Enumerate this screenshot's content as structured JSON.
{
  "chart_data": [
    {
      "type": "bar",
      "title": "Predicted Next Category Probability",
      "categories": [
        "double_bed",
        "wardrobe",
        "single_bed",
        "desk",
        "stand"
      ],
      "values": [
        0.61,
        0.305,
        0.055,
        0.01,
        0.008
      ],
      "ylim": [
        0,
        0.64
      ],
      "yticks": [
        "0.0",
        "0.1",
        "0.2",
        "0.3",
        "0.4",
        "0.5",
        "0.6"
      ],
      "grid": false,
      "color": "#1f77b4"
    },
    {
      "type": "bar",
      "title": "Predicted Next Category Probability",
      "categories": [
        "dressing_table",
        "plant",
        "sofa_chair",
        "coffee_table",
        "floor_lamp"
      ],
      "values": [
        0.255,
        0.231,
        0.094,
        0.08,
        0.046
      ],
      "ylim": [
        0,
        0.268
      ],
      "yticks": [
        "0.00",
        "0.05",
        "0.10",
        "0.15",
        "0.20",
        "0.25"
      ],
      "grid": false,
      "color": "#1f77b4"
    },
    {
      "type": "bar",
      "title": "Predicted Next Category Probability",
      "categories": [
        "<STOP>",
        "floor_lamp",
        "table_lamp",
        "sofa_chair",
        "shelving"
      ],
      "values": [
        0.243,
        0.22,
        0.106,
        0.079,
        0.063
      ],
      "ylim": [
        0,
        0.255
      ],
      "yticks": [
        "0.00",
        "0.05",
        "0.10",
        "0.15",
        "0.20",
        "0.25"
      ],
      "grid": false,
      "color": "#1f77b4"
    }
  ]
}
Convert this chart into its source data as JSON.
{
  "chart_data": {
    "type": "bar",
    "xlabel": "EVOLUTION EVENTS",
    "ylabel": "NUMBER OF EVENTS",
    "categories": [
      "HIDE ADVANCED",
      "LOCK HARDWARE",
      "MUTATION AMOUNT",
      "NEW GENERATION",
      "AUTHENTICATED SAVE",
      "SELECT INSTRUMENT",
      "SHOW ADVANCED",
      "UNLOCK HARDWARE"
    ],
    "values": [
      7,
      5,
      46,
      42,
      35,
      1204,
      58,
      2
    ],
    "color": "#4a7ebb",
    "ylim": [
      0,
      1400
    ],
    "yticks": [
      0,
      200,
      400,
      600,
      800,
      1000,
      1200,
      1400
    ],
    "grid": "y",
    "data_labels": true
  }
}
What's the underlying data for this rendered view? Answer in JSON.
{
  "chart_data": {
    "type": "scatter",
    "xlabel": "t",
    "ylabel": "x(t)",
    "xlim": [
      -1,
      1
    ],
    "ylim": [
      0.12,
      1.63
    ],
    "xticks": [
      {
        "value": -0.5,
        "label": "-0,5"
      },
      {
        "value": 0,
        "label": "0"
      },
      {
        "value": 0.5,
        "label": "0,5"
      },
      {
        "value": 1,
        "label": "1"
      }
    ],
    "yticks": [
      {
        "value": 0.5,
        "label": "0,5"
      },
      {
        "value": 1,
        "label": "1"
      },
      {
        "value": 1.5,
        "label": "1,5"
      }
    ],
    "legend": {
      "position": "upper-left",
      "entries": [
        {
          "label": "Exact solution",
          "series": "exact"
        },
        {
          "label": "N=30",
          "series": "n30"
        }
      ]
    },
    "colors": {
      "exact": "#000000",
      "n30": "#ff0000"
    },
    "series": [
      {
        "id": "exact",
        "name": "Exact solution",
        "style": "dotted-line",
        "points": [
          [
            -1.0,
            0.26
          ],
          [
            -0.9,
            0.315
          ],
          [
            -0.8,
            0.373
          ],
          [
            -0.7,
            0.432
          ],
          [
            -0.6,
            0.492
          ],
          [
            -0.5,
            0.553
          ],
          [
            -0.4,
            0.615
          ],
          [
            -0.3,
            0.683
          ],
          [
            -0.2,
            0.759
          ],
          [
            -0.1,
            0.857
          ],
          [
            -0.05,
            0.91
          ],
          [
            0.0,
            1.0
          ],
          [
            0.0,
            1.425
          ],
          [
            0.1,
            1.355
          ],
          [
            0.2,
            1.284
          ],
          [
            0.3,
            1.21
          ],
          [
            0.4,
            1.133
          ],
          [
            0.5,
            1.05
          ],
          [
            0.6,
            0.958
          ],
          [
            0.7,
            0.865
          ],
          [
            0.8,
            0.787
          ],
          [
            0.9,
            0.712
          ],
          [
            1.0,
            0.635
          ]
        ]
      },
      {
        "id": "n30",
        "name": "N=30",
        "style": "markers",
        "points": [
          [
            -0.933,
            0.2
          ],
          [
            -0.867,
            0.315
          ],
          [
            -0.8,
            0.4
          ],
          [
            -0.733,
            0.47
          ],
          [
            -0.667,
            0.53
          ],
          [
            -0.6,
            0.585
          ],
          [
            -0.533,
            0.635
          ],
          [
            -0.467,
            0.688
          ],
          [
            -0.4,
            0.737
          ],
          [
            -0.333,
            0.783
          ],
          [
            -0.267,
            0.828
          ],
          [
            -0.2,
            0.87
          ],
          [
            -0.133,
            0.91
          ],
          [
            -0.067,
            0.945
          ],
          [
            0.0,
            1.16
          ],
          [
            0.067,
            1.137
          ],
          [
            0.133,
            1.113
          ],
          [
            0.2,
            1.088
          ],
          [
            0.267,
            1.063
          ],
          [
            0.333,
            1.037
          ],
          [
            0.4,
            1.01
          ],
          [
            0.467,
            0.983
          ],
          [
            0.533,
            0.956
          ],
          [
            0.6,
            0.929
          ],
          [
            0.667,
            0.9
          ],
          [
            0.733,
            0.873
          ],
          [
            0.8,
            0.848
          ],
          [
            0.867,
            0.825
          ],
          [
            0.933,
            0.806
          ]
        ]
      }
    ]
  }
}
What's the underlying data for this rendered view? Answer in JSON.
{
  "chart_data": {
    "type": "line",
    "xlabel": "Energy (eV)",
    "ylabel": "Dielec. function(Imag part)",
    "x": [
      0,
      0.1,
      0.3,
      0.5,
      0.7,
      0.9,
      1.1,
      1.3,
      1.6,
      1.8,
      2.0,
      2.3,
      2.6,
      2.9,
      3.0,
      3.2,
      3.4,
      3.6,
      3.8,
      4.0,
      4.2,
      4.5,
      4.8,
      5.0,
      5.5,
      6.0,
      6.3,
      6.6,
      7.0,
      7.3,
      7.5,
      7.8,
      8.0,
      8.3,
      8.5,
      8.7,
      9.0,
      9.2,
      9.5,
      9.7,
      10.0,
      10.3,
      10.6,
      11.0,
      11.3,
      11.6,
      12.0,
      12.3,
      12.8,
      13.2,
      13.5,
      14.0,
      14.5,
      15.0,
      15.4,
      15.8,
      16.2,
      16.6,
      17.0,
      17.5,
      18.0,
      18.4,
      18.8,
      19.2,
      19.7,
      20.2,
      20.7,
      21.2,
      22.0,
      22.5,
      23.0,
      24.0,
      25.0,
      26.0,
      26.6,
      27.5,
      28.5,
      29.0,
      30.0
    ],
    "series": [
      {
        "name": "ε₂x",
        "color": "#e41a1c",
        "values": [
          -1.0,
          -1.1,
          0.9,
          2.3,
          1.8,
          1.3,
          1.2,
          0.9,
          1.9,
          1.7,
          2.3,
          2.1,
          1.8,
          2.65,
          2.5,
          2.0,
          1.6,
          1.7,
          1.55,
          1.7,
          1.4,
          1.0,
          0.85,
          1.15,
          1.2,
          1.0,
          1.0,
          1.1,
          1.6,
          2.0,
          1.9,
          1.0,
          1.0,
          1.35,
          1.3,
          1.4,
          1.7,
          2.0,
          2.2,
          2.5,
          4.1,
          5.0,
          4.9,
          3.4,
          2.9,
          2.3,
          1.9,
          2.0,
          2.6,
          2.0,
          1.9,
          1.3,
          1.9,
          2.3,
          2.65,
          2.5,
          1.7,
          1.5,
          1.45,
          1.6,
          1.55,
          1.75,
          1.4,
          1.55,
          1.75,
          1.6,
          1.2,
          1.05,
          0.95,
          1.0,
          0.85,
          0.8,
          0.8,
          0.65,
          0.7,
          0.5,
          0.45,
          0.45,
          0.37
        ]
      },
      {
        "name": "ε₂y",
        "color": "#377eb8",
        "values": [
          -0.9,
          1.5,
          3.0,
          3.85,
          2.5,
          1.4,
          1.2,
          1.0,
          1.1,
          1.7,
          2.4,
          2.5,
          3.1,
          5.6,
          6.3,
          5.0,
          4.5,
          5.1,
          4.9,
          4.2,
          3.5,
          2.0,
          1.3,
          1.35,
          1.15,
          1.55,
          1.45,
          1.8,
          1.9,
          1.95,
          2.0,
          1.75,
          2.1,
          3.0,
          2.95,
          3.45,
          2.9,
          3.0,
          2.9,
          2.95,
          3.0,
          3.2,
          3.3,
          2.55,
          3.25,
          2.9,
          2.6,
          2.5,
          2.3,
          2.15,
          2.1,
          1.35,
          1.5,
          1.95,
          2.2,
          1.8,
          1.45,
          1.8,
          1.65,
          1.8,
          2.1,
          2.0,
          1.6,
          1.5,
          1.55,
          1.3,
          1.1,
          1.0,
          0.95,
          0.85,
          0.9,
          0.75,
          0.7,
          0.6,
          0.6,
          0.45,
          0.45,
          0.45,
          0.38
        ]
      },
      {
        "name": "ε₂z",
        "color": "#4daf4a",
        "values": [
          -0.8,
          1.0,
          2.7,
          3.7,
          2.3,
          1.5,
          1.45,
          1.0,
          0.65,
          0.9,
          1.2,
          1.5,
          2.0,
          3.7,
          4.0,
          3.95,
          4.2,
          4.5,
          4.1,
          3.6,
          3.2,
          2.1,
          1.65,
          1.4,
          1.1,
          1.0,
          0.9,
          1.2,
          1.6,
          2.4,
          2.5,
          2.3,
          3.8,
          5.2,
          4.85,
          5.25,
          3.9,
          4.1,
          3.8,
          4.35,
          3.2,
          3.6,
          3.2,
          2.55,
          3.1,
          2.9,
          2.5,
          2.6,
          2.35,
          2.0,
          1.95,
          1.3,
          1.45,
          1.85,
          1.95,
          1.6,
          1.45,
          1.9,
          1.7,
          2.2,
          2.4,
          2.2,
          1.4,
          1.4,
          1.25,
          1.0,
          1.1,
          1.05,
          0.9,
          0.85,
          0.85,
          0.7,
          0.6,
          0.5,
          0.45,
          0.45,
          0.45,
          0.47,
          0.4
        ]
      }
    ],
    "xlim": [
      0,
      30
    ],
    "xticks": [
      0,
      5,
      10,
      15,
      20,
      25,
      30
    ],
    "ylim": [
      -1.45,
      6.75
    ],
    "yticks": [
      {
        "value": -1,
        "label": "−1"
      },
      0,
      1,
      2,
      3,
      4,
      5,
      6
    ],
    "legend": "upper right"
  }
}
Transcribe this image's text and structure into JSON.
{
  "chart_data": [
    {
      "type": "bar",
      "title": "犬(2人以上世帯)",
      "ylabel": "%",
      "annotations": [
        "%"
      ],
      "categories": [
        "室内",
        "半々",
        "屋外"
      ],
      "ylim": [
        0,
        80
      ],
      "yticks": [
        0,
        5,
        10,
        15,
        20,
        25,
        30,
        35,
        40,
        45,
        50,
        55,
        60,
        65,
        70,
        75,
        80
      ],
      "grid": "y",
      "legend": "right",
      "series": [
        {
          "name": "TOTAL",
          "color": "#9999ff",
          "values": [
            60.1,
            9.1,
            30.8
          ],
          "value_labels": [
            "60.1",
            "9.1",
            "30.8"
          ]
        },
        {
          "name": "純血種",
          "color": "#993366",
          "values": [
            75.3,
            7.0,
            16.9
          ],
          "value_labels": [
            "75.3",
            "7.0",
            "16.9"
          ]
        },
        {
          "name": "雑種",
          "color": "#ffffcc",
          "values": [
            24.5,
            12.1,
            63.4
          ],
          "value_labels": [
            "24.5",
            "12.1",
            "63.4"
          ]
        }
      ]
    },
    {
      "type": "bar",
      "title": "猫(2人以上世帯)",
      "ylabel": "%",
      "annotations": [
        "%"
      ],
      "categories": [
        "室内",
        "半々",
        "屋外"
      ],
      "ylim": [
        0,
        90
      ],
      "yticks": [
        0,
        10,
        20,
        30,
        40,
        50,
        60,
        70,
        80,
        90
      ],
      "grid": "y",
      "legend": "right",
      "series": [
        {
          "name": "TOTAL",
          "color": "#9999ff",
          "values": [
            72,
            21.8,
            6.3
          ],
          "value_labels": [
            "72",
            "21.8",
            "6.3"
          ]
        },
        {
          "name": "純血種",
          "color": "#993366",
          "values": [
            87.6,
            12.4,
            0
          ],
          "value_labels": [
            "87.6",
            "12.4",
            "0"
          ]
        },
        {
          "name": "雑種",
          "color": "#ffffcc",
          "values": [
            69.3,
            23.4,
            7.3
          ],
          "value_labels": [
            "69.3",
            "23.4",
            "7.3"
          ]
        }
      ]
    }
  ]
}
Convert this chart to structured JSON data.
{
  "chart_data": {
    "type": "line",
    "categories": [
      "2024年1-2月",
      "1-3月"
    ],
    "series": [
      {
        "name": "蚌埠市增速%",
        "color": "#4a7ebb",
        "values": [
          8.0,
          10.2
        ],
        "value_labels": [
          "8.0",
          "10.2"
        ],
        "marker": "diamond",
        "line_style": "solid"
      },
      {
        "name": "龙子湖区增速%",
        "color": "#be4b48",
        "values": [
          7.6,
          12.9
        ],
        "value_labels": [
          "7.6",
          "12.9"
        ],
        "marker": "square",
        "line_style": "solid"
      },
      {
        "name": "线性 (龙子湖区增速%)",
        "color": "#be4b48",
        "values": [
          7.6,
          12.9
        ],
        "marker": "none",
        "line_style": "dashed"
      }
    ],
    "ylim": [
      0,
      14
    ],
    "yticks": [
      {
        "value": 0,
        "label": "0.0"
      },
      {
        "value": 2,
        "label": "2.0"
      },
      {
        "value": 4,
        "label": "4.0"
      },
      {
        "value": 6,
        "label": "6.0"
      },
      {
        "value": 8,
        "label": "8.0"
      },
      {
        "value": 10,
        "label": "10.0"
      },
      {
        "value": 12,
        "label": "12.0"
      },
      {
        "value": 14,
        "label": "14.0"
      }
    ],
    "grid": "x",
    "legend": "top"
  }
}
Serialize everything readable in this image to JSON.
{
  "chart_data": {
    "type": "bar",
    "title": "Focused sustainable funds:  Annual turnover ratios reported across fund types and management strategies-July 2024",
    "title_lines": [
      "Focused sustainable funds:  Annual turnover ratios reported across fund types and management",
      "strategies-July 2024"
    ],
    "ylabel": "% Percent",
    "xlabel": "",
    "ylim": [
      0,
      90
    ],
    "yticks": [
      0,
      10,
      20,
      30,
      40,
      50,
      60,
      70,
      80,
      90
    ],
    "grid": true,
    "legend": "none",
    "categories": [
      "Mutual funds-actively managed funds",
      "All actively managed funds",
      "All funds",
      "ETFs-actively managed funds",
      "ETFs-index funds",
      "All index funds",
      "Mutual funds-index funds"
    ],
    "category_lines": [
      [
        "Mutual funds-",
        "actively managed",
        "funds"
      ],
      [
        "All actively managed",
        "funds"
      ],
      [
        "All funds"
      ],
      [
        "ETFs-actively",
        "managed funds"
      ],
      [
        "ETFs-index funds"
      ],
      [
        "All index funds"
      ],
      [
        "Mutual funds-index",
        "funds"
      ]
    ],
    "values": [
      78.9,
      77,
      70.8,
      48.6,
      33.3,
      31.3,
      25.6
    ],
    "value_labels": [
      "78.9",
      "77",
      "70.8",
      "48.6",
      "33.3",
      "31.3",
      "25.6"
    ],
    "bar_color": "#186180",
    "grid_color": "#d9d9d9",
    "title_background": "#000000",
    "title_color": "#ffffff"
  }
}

◆ **Stated exercise**
Select every line in the material above where the string "ylabel" occurs, and copy it.

◆ **Answer for this exercise**
    "ylabel": "NUMBER OF EVENTS",
    "ylabel": "x(t)",
    "ylabel": "Dielec. function(Imag part)",
      "ylabel": "%",
      "ylabel": "%",
    "ylabel": "% Percent",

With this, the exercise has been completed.